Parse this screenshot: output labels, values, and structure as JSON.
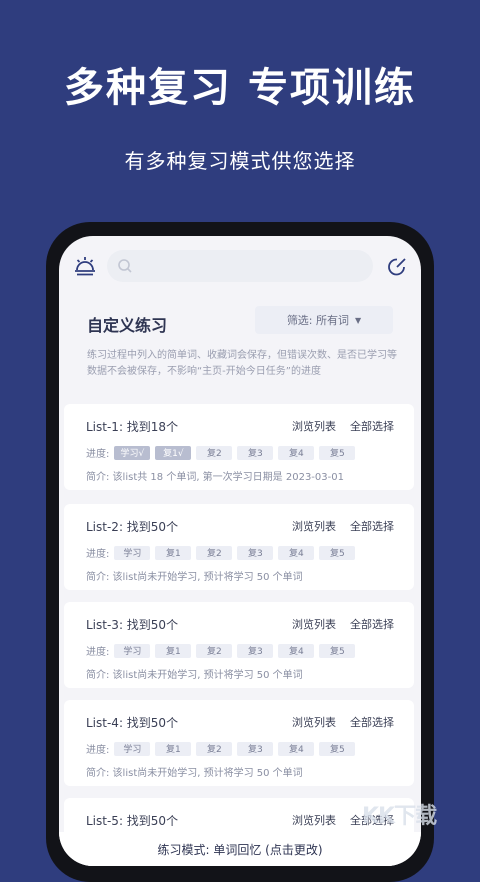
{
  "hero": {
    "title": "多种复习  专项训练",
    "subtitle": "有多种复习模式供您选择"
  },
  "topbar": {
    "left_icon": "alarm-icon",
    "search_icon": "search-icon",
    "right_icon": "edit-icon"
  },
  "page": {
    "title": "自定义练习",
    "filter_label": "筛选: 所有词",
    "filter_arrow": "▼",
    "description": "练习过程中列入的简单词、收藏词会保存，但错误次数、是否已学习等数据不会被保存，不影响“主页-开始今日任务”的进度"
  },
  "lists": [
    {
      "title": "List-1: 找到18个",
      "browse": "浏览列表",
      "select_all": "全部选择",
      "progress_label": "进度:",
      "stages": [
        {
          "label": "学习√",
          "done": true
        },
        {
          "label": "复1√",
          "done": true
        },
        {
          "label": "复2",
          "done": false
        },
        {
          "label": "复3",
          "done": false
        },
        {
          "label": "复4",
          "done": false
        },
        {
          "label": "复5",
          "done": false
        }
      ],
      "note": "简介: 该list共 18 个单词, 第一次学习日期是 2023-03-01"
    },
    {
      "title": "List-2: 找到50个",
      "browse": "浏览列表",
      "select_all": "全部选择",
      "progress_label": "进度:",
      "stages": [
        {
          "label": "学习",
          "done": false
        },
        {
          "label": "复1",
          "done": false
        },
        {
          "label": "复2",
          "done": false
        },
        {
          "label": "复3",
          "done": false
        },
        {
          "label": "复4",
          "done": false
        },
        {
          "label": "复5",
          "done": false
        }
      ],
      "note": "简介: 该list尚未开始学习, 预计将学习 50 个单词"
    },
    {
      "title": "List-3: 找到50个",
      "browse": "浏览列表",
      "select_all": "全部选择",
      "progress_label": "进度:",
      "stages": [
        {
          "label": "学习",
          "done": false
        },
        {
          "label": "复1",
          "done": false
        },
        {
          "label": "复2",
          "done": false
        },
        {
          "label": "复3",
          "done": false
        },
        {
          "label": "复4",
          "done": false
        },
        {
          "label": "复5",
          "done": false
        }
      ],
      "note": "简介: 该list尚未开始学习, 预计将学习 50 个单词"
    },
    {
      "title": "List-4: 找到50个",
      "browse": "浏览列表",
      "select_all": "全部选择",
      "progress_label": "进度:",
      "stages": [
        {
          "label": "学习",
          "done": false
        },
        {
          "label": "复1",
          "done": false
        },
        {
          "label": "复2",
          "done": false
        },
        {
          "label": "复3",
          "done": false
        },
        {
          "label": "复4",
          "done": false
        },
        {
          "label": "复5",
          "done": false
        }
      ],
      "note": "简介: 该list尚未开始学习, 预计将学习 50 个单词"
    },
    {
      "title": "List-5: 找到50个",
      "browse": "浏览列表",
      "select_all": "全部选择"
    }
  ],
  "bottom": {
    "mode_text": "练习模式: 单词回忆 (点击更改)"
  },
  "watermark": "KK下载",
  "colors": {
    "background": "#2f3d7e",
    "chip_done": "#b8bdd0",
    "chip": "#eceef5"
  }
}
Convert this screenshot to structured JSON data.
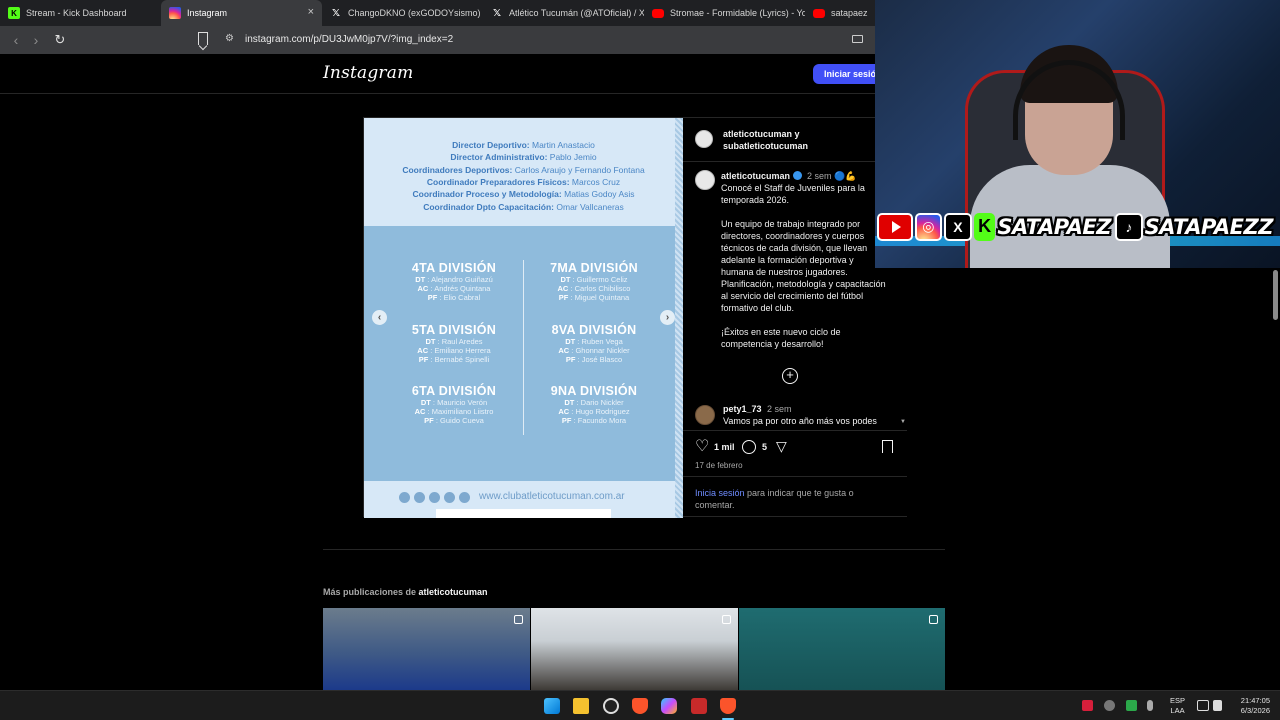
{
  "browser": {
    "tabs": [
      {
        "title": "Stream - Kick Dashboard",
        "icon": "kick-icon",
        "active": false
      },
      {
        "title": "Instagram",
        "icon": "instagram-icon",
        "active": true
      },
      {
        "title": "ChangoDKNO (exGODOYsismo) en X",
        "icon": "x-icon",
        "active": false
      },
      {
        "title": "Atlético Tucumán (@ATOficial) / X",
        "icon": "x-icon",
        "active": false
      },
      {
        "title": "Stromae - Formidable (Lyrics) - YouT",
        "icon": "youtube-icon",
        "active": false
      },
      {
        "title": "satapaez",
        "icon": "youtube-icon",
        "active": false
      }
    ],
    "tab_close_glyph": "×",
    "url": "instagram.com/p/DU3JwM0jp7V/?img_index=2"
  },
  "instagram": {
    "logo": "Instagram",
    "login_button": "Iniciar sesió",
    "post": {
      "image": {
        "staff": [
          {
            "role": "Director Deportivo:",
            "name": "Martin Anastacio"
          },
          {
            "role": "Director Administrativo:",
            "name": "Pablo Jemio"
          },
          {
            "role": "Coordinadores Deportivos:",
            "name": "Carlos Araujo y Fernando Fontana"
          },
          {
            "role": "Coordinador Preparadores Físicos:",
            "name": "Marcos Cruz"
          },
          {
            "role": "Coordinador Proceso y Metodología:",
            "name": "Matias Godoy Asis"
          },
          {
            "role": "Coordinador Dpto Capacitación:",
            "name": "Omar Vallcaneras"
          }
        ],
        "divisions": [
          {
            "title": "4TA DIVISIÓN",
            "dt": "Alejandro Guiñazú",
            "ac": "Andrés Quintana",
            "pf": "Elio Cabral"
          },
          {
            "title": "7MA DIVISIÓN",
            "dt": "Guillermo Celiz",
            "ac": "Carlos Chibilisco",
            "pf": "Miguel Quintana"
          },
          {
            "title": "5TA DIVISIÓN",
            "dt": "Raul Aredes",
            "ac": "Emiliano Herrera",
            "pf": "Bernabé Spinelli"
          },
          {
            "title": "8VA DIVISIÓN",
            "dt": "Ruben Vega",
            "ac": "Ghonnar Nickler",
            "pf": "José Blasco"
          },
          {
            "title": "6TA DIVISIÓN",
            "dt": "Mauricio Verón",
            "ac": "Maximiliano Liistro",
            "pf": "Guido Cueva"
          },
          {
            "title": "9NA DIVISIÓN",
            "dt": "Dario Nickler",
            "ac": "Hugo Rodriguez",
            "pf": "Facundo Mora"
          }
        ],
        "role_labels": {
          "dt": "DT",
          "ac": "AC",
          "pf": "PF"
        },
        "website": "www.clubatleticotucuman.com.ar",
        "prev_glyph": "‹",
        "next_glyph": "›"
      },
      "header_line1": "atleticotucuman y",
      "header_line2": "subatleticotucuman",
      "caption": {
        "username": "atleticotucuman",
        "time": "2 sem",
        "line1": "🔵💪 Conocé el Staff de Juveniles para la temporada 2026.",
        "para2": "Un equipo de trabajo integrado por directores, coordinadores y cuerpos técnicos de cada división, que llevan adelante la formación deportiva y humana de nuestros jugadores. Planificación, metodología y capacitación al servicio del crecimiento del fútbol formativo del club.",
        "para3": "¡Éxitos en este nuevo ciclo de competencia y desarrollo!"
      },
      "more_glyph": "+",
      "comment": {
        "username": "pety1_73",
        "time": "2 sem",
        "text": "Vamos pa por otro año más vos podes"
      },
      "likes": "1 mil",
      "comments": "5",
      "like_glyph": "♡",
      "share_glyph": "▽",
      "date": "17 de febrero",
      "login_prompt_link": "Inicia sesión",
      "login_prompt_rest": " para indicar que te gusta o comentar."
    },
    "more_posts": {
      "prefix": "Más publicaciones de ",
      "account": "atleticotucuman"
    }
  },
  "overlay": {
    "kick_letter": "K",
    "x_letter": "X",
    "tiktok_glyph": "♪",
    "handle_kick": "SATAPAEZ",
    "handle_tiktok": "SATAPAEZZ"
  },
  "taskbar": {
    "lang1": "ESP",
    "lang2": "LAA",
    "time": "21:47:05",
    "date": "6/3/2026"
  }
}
———
_Work to do:_
In this exercise, set down all of the data exactly, without the pictures.

_Exercise answer:_
Parse this screenshot: output labels, values, and structure as JSON.
{
  "hero": {
    "title": "多种复习  专项训练",
    "subtitle": "有多种复习模式供您选择"
  },
  "topbar": {
    "left_icon": "alarm-icon",
    "search_icon": "search-icon",
    "right_icon": "edit-icon"
  },
  "page": {
    "title": "自定义练习",
    "filter_label": "筛选: 所有词",
    "filter_arrow": "▼",
    "description": "练习过程中列入的简单词、收藏词会保存，但错误次数、是否已学习等数据不会被保存，不影响“主页-开始今日任务”的进度"
  },
  "lists": [
    {
      "title": "List-1: 找到18个",
      "browse": "浏览列表",
      "select_all": "全部选择",
      "progress_label": "进度:",
      "stages": [
        {
          "label": "学习√",
          "done": true
        },
        {
          "label": "复1√",
          "done": true
        },
        {
          "label": "复2",
          "done": false
        },
        {
          "label": "复3",
          "done": false
        },
        {
          "label": "复4",
          "done": false
        },
        {
          "label": "复5",
          "done": false
        }
      ],
      "note": "简介: 该list共 18 个单词, 第一次学习日期是 2023-03-01"
    },
    {
      "title": "List-2: 找到50个",
      "browse": "浏览列表",
      "select_all": "全部选择",
      "progress_label": "进度:",
      "stages": [
        {
          "label": "学习",
          "done": false
        },
        {
          "label": "复1",
          "done": false
        },
        {
          "label": "复2",
          "done": false
        },
        {
          "label": "复3",
          "done": false
        },
        {
          "label": "复4",
          "done": false
        },
        {
          "label": "复5",
          "done": false
        }
      ],
      "note": "简介: 该list尚未开始学习, 预计将学习 50 个单词"
    },
    {
      "title": "List-3: 找到50个",
      "browse": "浏览列表",
      "select_all": "全部选择",
      "progress_label": "进度:",
      "stages": [
        {
          "label": "学习",
          "done": false
        },
        {
          "label": "复1",
          "done": false
        },
        {
          "label": "复2",
          "done": false
        },
        {
          "label": "复3",
          "done": false
        },
        {
          "label": "复4",
          "done": false
        },
        {
          "label": "复5",
          "done": false
        }
      ],
      "note": "简介: 该list尚未开始学习, 预计将学习 50 个单词"
    },
    {
      "title": "List-4: 找到50个",
      "browse": "浏览列表",
      "select_all": "全部选择",
      "progress_label": "进度:",
      "stages": [
        {
          "label": "学习",
          "done": false
        },
        {
          "label": "复1",
          "done": false
        },
        {
          "label": "复2",
          "done": false
        },
        {
          "label": "复3",
          "done": false
        },
        {
          "label": "复4",
          "done": false
        },
        {
          "label": "复5",
          "done": false
        }
      ],
      "note": "简介: 该list尚未开始学习, 预计将学习 50 个单词"
    },
    {
      "title": "List-5: 找到50个",
      "browse": "浏览列表",
      "select_all": "全部选择"
    }
  ],
  "bottom": {
    "mode_text": "练习模式: 单词回忆 (点击更改)"
  },
  "watermark": "KK下载",
  "colors": {
    "background": "#2f3d7e",
    "chip_done": "#b8bdd0",
    "chip": "#eceef5"
  }
}
Convert this screenshot to structured JSON data.
{
  "browser": {
    "tabs": [
      {
        "title": "Stream - Kick Dashboard",
        "icon": "kick-icon",
        "active": false
      },
      {
        "title": "Instagram",
        "icon": "instagram-icon",
        "active": true
      },
      {
        "title": "ChangoDKNO (exGODOYsismo) en X",
        "icon": "x-icon",
        "active": false
      },
      {
        "title": "Atlético Tucumán (@ATOficial) / X",
        "icon": "x-icon",
        "active": false
      },
      {
        "title": "Stromae - Formidable (Lyrics) - YouT",
        "icon": "youtube-icon",
        "active": false
      },
      {
        "title": "satapaez",
        "icon": "youtube-icon",
        "active": false
      }
    ],
    "tab_close_glyph": "×",
    "url": "instagram.com/p/DU3JwM0jp7V/?img_index=2"
  },
  "instagram": {
    "logo": "Instagram",
    "login_button": "Iniciar sesió",
    "post": {
      "image": {
        "staff": [
          {
            "role": "Director Deportivo:",
            "name": "Martin Anastacio"
          },
          {
            "role": "Director Administrativo:",
            "name": "Pablo Jemio"
          },
          {
            "role": "Coordinadores Deportivos:",
            "name": "Carlos Araujo y Fernando Fontana"
          },
          {
            "role": "Coordinador Preparadores Físicos:",
            "name": "Marcos Cruz"
          },
          {
            "role": "Coordinador Proceso y Metodología:",
            "name": "Matias Godoy Asis"
          },
          {
            "role": "Coordinador Dpto Capacitación:",
            "name": "Omar Vallcaneras"
          }
        ],
        "divisions": [
          {
            "title": "4TA DIVISIÓN",
            "dt": "Alejandro Guiñazú",
            "ac": "Andrés Quintana",
            "pf": "Elio Cabral"
          },
          {
            "title": "7MA DIVISIÓN",
            "dt": "Guillermo Celiz",
            "ac": "Carlos Chibilisco",
            "pf": "Miguel Quintana"
          },
          {
            "title": "5TA DIVISIÓN",
            "dt": "Raul Aredes",
            "ac": "Emiliano Herrera",
            "pf": "Bernabé Spinelli"
          },
          {
            "title": "8VA DIVISIÓN",
            "dt": "Ruben Vega",
            "ac": "Ghonnar Nickler",
            "pf": "José Blasco"
          },
          {
            "title": "6TA DIVISIÓN",
            "dt": "Mauricio Verón",
            "ac": "Maximiliano Liistro",
            "pf": "Guido Cueva"
          },
          {
            "title": "9NA DIVISIÓN",
            "dt": "Dario Nickler",
            "ac": "Hugo Rodriguez",
            "pf": "Facundo Mora"
          }
        ],
        "role_labels": {
          "dt": "DT",
          "ac": "AC",
          "pf": "PF"
        },
        "website": "www.clubatleticotucuman.com.ar",
        "prev_glyph": "‹",
        "next_glyph": "›"
      },
      "header_line1": "atleticotucuman y",
      "header_line2": "subatleticotucuman",
      "caption": {
        "username": "atleticotucuman",
        "time": "2 sem",
        "line1": "🔵💪 Conocé el Staff de Juveniles para la temporada 2026.",
        "para2": "Un equipo de trabajo integrado por directores, coordinadores y cuerpos técnicos de cada división, que llevan adelante la formación deportiva y humana de nuestros jugadores. Planificación, metodología y capacitación al servicio del crecimiento del fútbol formativo del club.",
        "para3": "¡Éxitos en este nuevo ciclo de competencia y desarrollo!"
      },
      "more_glyph": "+",
      "comment": {
        "username": "pety1_73",
        "time": "2 sem",
        "text": "Vamos pa por otro año más vos podes"
      },
      "likes": "1 mil",
      "comments": "5",
      "like_glyph": "♡",
      "share_glyph": "▽",
      "date": "17 de febrero",
      "login_prompt_link": "Inicia sesión",
      "login_prompt_rest": " para indicar que te gusta o comentar."
    },
    "more_posts": {
      "prefix": "Más publicaciones de ",
      "account": "atleticotucuman"
    }
  },
  "overlay": {
    "kick_letter": "K",
    "x_letter": "X",
    "tiktok_glyph": "♪",
    "handle_kick": "SATAPAEZ",
    "handle_tiktok": "SATAPAEZZ"
  },
  "taskbar": {
    "lang1": "ESP",
    "lang2": "LAA",
    "time": "21:47:05",
    "date": "6/3/2026"
  }
}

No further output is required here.